-- start of Data provided --

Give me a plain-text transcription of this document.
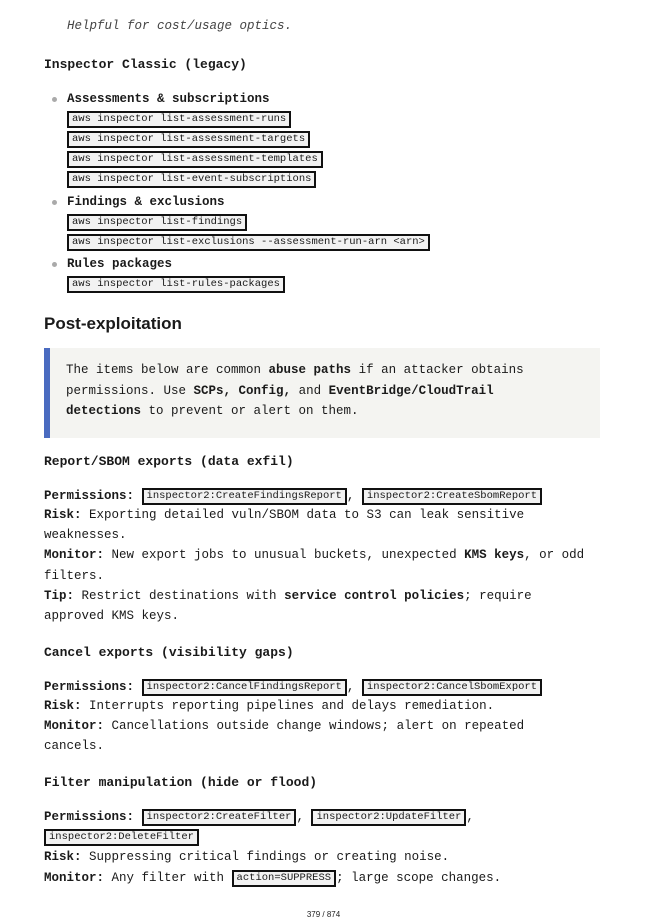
Helpful for cost/usage optics.
Inspector Classic (legacy)
Assessments & subscriptions
aws inspector list-assessment-runs
aws inspector list-assessment-targets
aws inspector list-assessment-templates
aws inspector list-event-subscriptions
Findings & exclusions
aws inspector list-findings
aws inspector list-exclusions --assessment-run-arn <arn>
Rules packages
aws inspector list-rules-packages
Post-exploitation
The items below are common abuse paths if an attacker obtains
permissions. Use SCPs, Config, and EventBridge/CloudTrail
detections to prevent or alert on them.
Report/SBOM exports (data exfil)
Permissions: inspector2:CreateFindingsReport , inspector2:CreateSbomReport
Risk: Exporting detailed vuln/SBOM data to S3 can leak sensitive
weaknesses.
Monitor: New export jobs to unusual buckets, unexpected KMS keys, or odd
filters.
Tip: Restrict destinations with service control policies; require
approved KMS keys.
Cancel exports (visibility gaps)
Permissions: inspector2:CancelFindingsReport , inspector2:CancelSbomExport
Risk: Interrupts reporting pipelines and delays remediation.
Monitor: Cancellations outside change windows; alert on repeated
cancels.
Filter manipulation (hide or flood)
Permissions: inspector2:CreateFilter , inspector2:UpdateFilter ,
inspector2:DeleteFilter
Risk: Suppressing critical findings or creating noise.
Monitor: Any filter with action=SUPPRESS ; large scope changes.
379 / 874
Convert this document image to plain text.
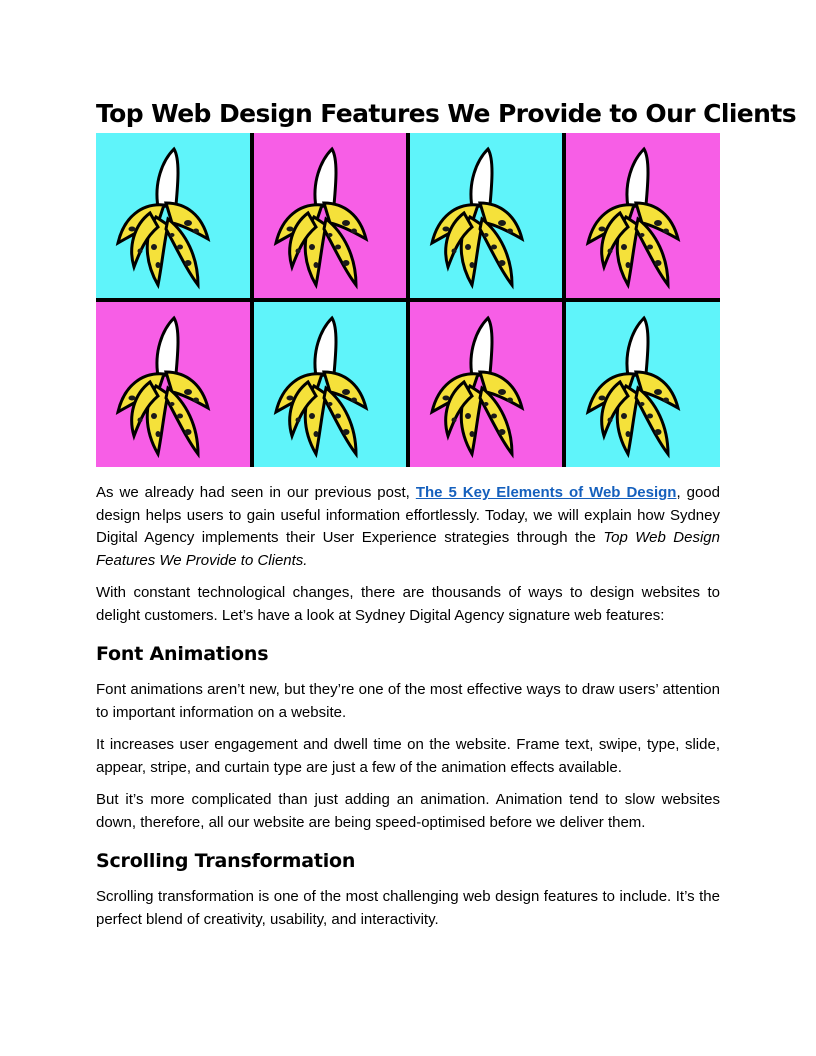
Top Web Design Features We Provide to Our Clients

As we already had seen in our previous post, The 5 Key Elements of Web Design, good design helps users to gain useful information effortlessly. Today, we will explain how Sydney Digital Agency implements their User Experience strategies through the Top Web Design Features We Provide to Clients.

With constant technological changes, there are thousands of ways to design websites to delight customers. Let’s have a look at Sydney Digital Agency signature web features:

Font Animations

Font animations aren’t new, but they’re one of the most effective ways to draw users’ attention to important information on a website.

It increases user engagement and dwell time on the website. Frame text, swipe, type, slide, appear, stripe, and curtain type are just a few of the animation effects available.

But it’s more complicated than just adding an animation. Animation tend to slow websites down, therefore, all our website are being speed-optimised before we deliver them.

Scrolling Transformation

Scrolling transformation is one of the most challenging web design features to include. It’s the perfect blend of creativity, usability, and interactivity.
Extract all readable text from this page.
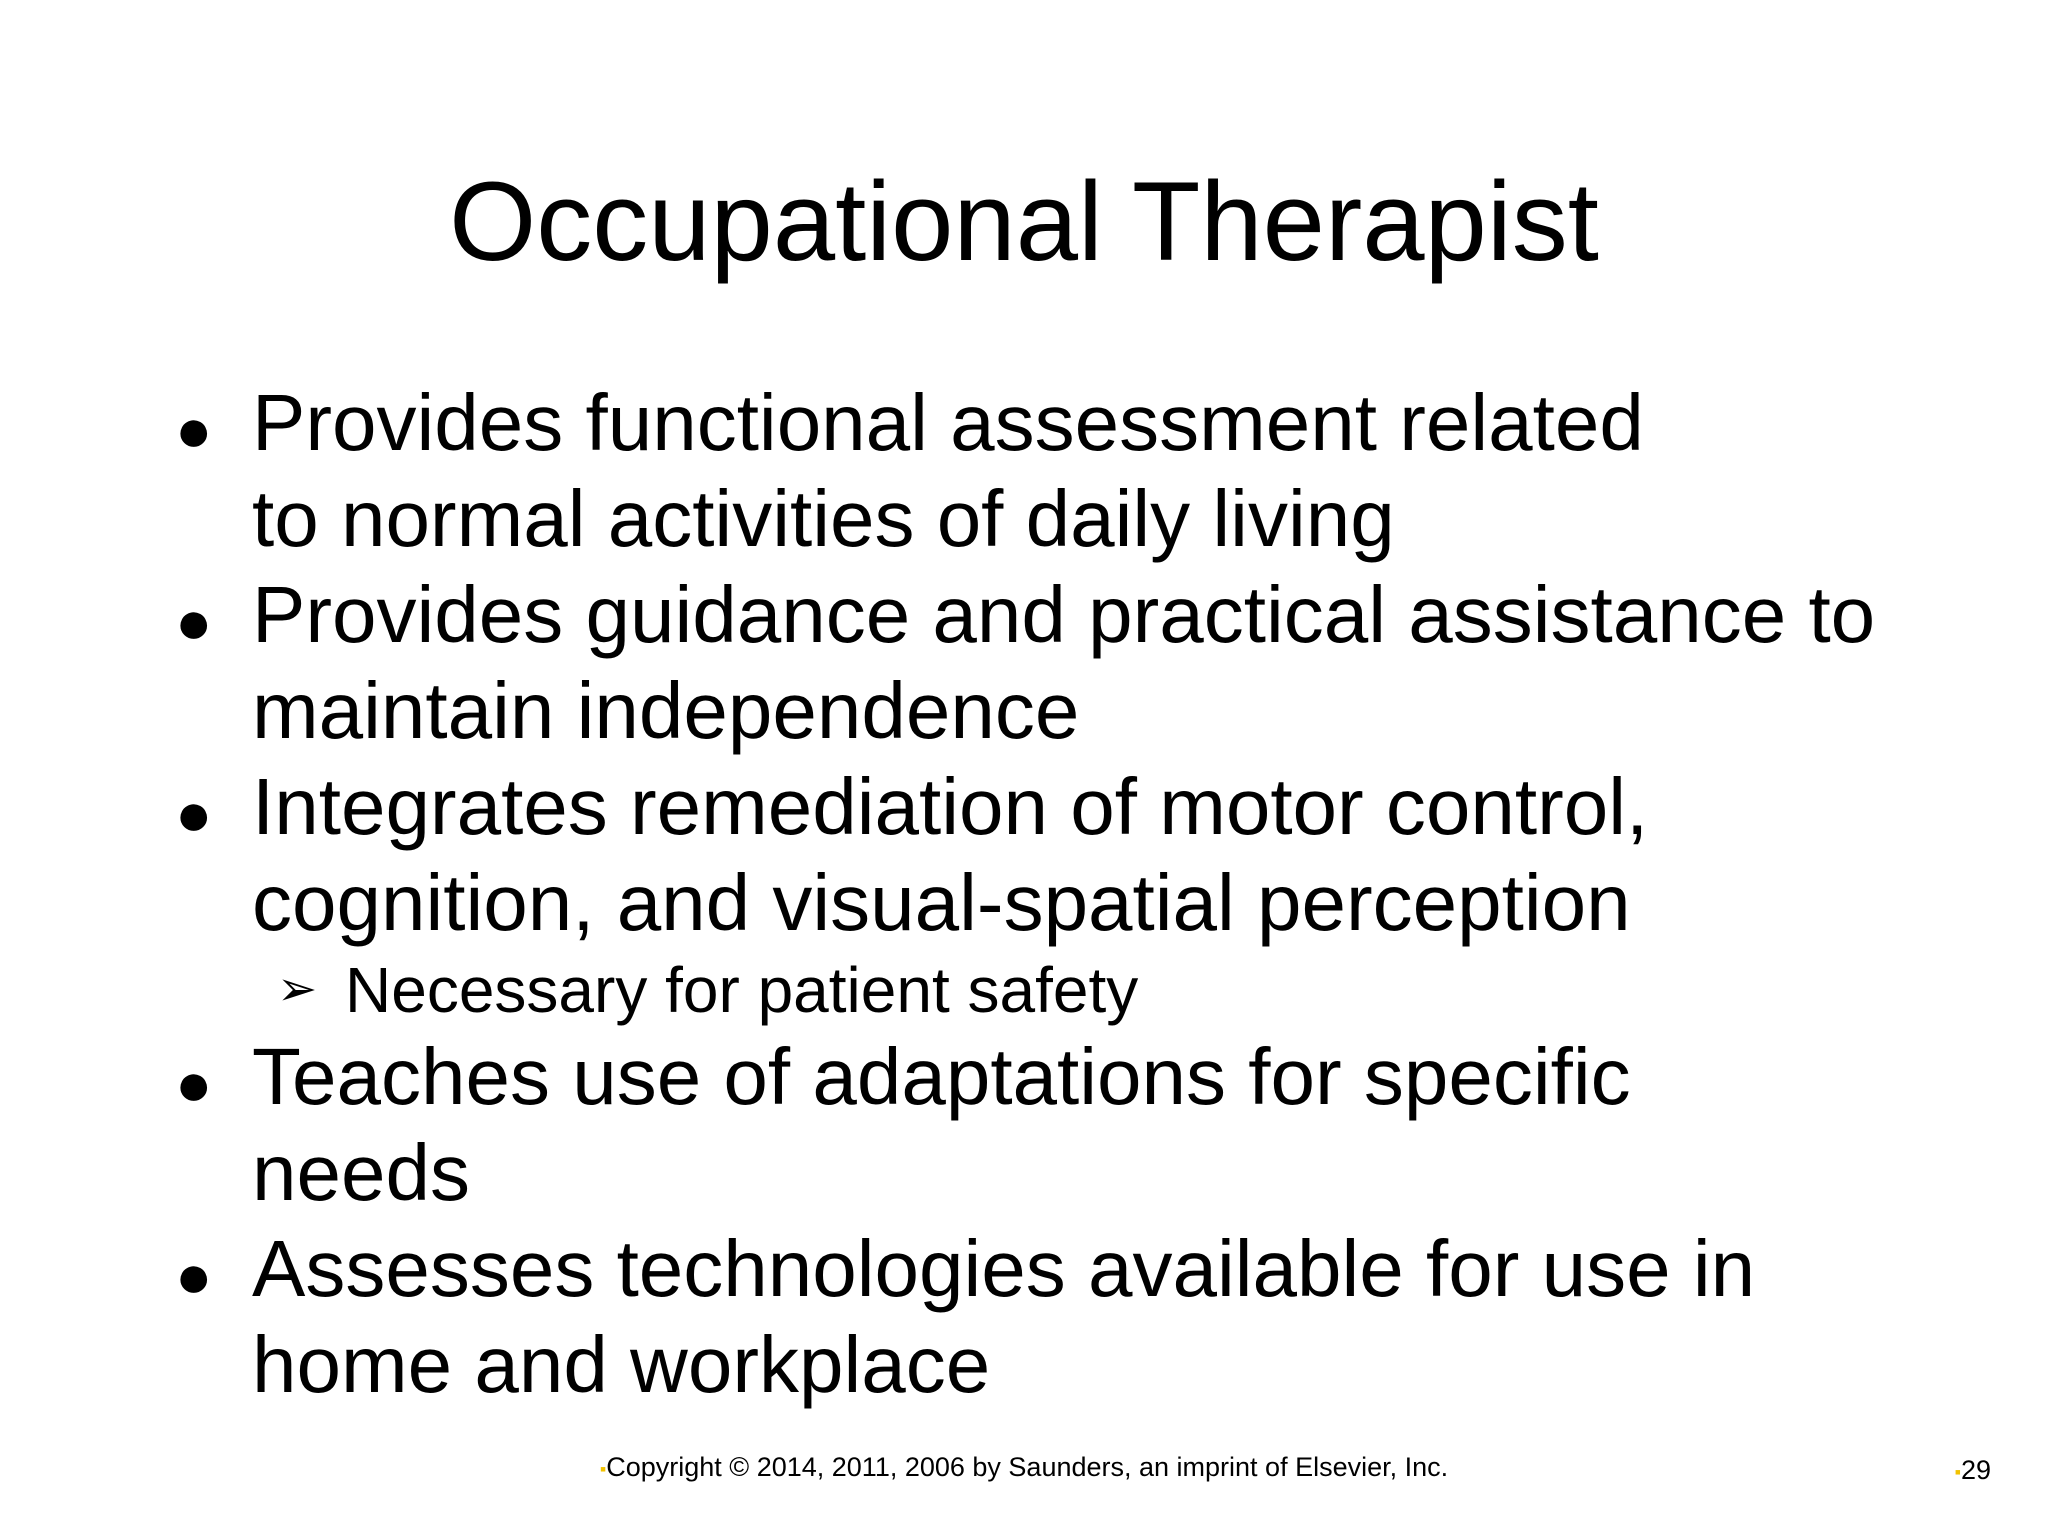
Occupational Therapist
● Provides functional assessment related to normal activities of daily living

● Provides guidance and practical assistance to maintain independence

● Integrates remediation of motor control, cognition, and visual-spatial perception

➢ Necessary for patient safety

● Teaches use of adaptations for specific needs

● Assesses technologies available for use in home and workplace

▪Copyright © 2014, 2011, 2006 by Saunders, an imprint of Elsevier, Inc.	▪29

-- end of Data provided --

Aim.
Pictures are excluded; copy all other data exactly as shown.

The output.
Give me a plain-text transcription of this document.
Helpful for cost/usage optics.
Inspector Classic (legacy)
Assessments & subscriptions
aws inspector list-assessment-runs
aws inspector list-assessment-targets
aws inspector list-assessment-templates
aws inspector list-event-subscriptions
Findings & exclusions
aws inspector list-findings
aws inspector list-exclusions --assessment-run-arn <arn>
Rules packages
aws inspector list-rules-packages
Post-exploitation
The items below are common abuse paths if an attacker obtains
permissions. Use SCPs, Config, and EventBridge/CloudTrail
detections to prevent or alert on them.
Report/SBOM exports (data exfil)
Permissions: inspector2:CreateFindingsReport , inspector2:CreateSbomReport
Risk: Exporting detailed vuln/SBOM data to S3 can leak sensitive
weaknesses.
Monitor: New export jobs to unusual buckets, unexpected KMS keys, or odd
filters.
Tip: Restrict destinations with service control policies; require
approved KMS keys.
Cancel exports (visibility gaps)
Permissions: inspector2:CancelFindingsReport , inspector2:CancelSbomExport
Risk: Interrupts reporting pipelines and delays remediation.
Monitor: Cancellations outside change windows; alert on repeated
cancels.
Filter manipulation (hide or flood)
Permissions: inspector2:CreateFilter , inspector2:UpdateFilter ,
inspector2:DeleteFilter
Risk: Suppressing critical findings or creating noise.
Monitor: Any filter with action=SUPPRESS ; large scope changes.
379 / 874
Convert this document image to plain text.
Top Web Design Features We Provide to Our Clients

As we already had seen in our previous post, The 5 Key Elements of Web Design, good design helps users to gain useful information effortlessly. Today, we will explain how Sydney Digital Agency implements their User Experience strategies through the Top Web Design Features We Provide to Clients.

With constant technological changes, there are thousands of ways to design websites to delight customers. Let’s have a look at Sydney Digital Agency signature web features:

Font Animations

Font animations aren’t new, but they’re one of the most effective ways to draw users’ attention to important information on a website.

It increases user engagement and dwell time on the website. Frame text, swipe, type, slide, appear, stripe, and curtain type are just a few of the animation effects available.

But it’s more complicated than just adding an animation. Animation tend to slow websites down, therefore, all our website are being speed-optimised before we deliver them.

Scrolling Transformation

Scrolling transformation is one of the most challenging web design features to include. It’s the perfect blend of creativity, usability, and interactivity.
Extract all readable text from this page.
Occupational Therapist
● Provides functional assessment related to normal activities of daily living

● Provides guidance and practical assistance to maintain independence

● Integrates remediation of motor control, cognition, and visual-spatial perception

➢ Necessary for patient safety

● Teaches use of adaptations for specific needs

● Assesses technologies available for use in home and workplace

▪Copyright © 2014, 2011, 2006 by Saunders, an imprint of Elsevier, Inc.	▪29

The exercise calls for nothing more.